[Dataset items]

________

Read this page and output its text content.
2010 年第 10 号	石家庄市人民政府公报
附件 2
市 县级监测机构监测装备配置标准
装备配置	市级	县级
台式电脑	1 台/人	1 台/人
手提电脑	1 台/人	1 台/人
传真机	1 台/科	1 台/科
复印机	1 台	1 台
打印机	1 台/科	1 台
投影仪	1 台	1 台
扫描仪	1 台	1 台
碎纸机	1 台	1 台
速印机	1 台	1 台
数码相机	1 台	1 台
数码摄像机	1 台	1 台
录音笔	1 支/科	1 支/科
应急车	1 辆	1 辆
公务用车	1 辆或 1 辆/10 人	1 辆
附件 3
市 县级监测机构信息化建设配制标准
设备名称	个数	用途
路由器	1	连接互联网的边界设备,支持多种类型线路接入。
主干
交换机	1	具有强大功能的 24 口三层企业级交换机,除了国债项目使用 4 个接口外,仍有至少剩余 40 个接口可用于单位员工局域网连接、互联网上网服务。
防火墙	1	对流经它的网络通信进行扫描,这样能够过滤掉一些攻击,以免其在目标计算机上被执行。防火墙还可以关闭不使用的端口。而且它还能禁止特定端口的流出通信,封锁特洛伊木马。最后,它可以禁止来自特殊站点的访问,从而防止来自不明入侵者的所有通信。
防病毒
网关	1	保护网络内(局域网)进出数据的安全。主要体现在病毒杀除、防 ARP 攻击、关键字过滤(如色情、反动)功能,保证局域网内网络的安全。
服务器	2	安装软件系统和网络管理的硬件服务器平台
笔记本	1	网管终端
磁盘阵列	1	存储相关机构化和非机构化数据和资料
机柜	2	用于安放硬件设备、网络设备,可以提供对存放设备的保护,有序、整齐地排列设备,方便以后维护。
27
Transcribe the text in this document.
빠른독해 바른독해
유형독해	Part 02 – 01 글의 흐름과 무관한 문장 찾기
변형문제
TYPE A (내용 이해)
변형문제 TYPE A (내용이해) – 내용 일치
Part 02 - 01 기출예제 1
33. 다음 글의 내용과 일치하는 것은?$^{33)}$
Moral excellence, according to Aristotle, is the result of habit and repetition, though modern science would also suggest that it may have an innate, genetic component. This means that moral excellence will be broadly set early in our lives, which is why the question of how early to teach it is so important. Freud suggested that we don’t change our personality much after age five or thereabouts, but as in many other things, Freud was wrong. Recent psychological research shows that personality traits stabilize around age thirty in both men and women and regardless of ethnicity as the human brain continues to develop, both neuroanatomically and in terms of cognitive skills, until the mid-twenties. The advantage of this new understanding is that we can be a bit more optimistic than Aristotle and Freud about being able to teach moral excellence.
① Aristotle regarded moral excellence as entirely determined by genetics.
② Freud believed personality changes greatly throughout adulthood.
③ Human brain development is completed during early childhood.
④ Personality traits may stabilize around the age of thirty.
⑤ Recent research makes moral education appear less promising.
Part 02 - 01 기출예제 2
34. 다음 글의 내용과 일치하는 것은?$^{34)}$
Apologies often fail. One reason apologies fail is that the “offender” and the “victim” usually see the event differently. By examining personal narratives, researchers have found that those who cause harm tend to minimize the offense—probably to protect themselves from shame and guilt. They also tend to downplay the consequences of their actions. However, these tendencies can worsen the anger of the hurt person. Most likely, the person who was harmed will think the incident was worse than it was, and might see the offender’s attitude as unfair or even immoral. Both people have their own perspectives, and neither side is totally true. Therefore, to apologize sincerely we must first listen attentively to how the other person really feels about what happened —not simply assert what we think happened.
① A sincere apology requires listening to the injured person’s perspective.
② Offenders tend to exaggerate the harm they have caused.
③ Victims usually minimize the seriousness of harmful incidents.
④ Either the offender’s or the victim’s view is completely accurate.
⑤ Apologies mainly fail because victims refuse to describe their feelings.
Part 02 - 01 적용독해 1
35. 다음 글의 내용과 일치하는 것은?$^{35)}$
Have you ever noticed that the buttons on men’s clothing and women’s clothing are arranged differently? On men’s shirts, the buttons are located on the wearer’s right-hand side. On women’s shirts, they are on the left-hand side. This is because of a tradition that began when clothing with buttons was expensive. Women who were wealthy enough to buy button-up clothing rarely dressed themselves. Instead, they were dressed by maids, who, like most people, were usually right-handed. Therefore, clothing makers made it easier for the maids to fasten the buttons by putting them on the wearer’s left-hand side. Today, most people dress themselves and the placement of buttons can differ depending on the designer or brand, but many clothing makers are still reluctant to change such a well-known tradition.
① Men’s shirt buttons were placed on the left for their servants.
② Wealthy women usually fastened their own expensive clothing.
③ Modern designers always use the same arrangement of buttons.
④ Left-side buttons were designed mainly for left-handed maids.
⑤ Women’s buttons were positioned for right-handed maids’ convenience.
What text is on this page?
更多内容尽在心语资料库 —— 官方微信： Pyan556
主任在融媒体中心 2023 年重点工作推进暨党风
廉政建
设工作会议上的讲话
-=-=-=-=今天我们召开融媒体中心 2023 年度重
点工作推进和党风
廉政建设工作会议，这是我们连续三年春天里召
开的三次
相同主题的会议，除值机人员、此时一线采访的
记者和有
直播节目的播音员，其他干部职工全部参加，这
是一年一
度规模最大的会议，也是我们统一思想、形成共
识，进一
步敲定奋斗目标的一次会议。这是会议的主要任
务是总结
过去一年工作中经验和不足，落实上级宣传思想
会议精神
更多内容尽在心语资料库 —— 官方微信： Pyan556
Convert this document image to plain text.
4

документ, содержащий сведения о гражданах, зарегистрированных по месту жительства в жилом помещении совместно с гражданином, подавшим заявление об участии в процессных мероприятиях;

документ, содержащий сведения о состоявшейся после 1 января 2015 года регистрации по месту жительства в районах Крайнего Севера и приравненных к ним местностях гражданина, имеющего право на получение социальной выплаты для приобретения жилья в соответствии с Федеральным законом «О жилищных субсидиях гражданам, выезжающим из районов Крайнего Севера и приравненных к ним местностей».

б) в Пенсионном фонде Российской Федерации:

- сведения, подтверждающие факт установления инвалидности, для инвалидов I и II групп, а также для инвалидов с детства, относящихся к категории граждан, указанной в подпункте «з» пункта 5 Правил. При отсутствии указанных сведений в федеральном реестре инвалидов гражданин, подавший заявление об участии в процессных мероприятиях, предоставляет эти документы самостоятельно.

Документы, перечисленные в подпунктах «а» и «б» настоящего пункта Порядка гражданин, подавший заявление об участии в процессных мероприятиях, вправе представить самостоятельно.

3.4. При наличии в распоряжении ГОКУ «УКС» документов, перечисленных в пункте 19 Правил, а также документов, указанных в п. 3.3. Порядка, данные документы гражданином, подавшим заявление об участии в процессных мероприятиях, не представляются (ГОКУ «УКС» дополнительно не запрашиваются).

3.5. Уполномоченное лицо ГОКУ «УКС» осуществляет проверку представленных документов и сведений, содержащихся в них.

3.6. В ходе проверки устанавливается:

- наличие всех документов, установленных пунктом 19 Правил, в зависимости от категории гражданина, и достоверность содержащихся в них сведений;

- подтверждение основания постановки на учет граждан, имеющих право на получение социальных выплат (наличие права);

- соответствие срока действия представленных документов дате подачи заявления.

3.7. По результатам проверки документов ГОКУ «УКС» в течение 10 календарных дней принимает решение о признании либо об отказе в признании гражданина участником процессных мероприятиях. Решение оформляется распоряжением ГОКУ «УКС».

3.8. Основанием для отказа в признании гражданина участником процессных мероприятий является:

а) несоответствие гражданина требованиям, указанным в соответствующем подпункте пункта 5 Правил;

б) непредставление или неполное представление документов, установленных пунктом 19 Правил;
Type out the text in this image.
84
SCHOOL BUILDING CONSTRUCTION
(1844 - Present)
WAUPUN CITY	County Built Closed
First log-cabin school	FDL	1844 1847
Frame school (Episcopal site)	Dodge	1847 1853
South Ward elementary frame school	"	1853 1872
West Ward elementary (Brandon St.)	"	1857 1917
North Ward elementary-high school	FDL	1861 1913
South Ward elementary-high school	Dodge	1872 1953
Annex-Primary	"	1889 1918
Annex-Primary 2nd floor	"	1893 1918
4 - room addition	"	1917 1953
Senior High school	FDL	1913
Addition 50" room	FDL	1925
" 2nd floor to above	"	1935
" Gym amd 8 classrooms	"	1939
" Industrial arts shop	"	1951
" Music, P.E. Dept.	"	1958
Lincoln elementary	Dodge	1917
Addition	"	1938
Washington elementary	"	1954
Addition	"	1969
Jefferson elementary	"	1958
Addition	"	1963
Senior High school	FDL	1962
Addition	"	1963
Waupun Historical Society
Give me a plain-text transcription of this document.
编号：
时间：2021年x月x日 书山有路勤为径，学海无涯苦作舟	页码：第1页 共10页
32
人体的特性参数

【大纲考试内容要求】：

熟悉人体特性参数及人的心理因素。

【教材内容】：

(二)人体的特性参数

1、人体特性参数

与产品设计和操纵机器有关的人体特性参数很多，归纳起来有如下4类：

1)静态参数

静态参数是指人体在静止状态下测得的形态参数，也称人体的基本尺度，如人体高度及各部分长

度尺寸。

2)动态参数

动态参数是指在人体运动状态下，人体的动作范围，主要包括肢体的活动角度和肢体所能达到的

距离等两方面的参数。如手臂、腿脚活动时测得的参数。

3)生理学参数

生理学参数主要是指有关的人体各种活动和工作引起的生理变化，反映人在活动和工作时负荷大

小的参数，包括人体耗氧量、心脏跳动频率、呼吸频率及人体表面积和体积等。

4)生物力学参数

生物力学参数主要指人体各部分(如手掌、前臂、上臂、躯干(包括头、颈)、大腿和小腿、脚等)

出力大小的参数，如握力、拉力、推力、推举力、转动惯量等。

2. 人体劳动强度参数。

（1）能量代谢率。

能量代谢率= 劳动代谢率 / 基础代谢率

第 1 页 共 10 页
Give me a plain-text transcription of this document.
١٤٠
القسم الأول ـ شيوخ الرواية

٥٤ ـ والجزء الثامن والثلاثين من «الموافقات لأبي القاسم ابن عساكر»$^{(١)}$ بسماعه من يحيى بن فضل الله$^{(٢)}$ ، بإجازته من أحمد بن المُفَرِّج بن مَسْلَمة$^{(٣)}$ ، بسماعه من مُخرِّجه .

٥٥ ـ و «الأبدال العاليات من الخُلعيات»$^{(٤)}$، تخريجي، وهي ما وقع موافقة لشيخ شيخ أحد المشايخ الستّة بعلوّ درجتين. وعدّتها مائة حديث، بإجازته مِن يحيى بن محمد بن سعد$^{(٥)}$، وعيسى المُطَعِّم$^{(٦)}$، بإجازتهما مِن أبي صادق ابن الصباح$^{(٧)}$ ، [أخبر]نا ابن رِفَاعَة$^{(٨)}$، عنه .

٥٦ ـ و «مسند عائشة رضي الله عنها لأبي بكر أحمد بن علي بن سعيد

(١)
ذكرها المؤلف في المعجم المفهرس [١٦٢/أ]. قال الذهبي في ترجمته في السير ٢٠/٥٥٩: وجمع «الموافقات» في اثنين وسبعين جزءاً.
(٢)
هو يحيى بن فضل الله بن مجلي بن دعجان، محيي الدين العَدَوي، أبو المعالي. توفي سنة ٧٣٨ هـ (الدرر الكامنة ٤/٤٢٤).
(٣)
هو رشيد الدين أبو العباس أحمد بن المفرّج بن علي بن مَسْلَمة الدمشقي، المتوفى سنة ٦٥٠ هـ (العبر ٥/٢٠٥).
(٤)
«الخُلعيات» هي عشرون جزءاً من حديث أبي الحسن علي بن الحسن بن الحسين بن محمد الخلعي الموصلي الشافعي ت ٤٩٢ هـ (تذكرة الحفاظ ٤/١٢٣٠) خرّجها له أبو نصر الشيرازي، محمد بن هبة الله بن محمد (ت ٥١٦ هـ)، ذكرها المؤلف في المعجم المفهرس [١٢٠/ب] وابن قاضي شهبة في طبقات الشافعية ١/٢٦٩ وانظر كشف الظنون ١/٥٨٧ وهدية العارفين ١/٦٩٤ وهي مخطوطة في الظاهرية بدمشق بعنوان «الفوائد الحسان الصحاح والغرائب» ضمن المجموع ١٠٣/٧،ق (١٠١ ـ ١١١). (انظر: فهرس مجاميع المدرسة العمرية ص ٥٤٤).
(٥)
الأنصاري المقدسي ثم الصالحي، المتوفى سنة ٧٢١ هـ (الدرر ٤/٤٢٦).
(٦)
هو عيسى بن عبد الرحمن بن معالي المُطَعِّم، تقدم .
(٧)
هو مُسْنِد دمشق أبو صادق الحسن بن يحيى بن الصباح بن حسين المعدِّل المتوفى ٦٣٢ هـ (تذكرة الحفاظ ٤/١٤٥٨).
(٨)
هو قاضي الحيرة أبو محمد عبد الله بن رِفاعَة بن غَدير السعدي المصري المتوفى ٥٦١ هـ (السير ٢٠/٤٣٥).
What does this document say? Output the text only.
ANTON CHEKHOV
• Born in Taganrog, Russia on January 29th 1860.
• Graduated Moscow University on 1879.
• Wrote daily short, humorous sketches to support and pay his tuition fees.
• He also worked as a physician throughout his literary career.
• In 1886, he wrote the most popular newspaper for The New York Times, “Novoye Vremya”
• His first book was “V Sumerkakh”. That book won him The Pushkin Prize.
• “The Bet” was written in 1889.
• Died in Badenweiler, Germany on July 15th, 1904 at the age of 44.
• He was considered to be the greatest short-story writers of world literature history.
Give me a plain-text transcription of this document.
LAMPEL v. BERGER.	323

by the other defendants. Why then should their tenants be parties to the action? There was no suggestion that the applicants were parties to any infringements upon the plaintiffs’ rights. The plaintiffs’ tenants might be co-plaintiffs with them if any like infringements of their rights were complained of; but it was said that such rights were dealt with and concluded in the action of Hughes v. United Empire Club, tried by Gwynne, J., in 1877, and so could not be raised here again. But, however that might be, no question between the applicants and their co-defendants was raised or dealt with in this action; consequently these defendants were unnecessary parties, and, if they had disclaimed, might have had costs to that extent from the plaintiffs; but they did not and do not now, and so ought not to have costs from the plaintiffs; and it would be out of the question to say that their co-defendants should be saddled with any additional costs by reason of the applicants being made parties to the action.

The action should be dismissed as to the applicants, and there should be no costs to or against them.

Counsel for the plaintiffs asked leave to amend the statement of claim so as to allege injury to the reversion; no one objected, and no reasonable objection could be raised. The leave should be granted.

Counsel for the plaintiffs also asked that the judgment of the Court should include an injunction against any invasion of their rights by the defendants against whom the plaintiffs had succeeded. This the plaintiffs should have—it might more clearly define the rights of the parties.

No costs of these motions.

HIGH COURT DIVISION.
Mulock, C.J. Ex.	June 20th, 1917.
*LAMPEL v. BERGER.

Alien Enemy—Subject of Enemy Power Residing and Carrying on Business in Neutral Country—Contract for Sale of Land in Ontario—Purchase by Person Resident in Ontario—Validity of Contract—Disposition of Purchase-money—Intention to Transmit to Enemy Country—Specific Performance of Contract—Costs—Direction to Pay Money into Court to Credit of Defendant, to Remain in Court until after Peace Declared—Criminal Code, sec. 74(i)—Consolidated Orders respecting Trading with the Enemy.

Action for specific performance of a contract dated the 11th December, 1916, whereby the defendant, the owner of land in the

________

### Given problem
Above are the records. Identify each line that contains the word "Primary".

### Solved exercise
Annex-Primary	"	1889 1918
Annex-Primary 2nd floor	"	1893 1918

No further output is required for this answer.